# WHAT YOU NEED TO DO:
Search the data for the string "document" and gather each line it is in.
>> Begin INPUT MATERIAL
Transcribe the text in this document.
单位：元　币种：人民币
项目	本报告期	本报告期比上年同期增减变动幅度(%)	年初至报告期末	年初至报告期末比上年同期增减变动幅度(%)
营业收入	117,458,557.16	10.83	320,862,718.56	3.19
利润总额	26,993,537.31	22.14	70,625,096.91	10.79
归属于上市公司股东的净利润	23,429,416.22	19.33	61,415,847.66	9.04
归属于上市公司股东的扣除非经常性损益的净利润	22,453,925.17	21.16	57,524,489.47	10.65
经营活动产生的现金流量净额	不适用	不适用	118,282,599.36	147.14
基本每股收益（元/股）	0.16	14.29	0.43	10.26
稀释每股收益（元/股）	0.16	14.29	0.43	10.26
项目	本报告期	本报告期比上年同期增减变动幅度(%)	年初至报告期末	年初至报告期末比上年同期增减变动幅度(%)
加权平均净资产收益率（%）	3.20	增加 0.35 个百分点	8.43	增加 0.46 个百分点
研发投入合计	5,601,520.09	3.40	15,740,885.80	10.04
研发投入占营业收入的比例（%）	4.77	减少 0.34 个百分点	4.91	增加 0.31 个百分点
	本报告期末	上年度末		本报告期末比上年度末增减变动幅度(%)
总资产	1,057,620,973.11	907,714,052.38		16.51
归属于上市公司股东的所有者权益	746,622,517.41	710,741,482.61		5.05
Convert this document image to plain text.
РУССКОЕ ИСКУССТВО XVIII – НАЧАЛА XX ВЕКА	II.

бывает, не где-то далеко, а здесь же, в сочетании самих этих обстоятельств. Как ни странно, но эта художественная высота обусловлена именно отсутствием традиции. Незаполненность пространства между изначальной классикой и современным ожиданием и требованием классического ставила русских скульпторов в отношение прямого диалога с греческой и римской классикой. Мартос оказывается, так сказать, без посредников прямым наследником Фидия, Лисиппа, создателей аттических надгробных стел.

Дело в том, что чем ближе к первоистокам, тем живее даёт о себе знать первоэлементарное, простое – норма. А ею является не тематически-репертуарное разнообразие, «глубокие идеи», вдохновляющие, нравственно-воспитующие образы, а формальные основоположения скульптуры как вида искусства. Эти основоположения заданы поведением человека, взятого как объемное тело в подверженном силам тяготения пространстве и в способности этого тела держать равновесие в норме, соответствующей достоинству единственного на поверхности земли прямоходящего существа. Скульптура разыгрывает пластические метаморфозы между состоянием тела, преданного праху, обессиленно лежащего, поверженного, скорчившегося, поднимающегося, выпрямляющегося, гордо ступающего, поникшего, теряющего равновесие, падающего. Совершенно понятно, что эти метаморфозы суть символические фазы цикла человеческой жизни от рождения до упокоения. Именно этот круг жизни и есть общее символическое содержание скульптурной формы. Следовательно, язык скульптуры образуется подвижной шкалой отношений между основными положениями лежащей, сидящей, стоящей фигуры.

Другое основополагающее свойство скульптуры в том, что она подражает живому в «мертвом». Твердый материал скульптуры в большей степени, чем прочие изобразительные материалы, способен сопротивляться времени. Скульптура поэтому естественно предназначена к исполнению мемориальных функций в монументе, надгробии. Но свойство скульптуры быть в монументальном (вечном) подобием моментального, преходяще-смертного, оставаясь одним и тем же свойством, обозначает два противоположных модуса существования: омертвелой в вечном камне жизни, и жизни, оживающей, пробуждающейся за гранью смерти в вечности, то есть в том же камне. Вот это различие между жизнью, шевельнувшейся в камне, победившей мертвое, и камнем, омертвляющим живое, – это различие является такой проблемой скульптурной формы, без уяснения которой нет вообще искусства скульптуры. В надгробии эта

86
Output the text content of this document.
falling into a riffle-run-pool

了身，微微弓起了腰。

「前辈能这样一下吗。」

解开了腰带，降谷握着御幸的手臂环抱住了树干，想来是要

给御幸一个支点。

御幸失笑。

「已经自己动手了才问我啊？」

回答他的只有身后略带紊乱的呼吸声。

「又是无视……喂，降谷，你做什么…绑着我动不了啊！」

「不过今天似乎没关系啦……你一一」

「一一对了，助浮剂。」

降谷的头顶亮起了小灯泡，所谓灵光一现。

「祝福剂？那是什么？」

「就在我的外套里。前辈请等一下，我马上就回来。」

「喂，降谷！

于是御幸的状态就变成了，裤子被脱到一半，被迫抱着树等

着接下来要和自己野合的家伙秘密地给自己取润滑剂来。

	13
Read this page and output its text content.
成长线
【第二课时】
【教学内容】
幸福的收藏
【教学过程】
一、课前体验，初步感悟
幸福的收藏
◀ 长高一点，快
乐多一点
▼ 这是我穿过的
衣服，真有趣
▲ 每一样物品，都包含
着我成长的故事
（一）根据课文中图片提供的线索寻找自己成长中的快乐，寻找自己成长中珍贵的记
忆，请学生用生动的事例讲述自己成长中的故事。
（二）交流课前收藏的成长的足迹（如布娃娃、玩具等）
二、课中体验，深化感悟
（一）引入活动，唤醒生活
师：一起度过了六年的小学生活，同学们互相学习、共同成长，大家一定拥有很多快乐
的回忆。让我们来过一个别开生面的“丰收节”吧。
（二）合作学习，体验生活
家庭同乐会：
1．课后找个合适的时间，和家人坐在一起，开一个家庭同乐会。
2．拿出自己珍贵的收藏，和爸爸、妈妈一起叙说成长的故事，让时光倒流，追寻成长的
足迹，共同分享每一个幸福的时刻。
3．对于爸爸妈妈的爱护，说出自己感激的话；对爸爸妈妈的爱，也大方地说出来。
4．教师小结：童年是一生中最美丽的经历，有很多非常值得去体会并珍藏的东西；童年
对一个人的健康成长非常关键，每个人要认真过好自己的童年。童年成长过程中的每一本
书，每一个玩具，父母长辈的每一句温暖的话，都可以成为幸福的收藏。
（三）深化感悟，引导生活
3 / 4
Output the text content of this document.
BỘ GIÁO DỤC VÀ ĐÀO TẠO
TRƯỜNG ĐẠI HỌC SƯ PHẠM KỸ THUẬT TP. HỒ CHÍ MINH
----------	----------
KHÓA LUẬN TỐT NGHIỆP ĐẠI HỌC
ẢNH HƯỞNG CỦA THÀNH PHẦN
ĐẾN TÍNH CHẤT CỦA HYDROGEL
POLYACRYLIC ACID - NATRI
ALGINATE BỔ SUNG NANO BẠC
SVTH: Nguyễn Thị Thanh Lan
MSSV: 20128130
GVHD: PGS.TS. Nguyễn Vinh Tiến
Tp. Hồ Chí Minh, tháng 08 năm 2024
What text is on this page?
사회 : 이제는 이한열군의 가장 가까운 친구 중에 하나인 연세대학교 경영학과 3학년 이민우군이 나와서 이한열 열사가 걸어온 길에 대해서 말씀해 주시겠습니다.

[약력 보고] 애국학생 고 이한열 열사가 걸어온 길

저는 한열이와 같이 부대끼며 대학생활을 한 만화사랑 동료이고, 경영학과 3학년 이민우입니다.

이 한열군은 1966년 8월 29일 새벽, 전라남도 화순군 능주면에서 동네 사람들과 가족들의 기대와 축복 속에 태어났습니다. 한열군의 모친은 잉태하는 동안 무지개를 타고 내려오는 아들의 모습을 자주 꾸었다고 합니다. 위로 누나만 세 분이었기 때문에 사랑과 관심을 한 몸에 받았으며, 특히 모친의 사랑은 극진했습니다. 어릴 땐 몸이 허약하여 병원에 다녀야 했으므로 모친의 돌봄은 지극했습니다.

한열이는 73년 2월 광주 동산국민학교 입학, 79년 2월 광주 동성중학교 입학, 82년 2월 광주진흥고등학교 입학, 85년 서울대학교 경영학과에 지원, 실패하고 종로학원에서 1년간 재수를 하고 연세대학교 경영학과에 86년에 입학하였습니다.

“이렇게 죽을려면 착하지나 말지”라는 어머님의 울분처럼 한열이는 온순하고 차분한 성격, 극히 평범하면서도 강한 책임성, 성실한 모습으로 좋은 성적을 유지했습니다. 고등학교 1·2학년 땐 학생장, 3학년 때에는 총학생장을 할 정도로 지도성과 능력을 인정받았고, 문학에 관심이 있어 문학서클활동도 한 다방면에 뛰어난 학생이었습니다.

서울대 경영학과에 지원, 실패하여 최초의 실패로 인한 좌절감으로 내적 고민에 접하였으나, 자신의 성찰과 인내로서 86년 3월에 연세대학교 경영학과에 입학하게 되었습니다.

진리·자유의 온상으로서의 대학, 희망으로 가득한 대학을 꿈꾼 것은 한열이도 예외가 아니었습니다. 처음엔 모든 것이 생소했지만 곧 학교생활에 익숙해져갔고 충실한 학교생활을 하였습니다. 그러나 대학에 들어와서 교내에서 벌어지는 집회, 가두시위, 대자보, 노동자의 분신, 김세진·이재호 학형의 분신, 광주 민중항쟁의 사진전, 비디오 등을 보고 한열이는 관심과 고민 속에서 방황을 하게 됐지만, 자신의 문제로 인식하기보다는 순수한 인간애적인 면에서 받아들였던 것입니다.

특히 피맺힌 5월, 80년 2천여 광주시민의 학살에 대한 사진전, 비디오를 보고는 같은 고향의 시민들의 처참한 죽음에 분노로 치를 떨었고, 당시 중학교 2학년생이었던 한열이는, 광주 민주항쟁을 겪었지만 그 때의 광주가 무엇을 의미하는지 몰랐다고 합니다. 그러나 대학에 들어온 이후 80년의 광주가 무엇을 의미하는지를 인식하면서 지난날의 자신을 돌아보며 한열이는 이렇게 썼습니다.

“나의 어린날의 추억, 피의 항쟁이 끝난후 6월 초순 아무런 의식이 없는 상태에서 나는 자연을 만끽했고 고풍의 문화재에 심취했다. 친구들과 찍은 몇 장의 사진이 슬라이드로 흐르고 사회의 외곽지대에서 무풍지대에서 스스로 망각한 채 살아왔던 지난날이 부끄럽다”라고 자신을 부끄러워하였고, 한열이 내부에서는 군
>> End INPUT MATERIAL
# SOLUTION TO THIS TASK:
Transcribe the text in this document.
Convert this document image to plain text.
Output the text content of this document.
Output the text content of this document.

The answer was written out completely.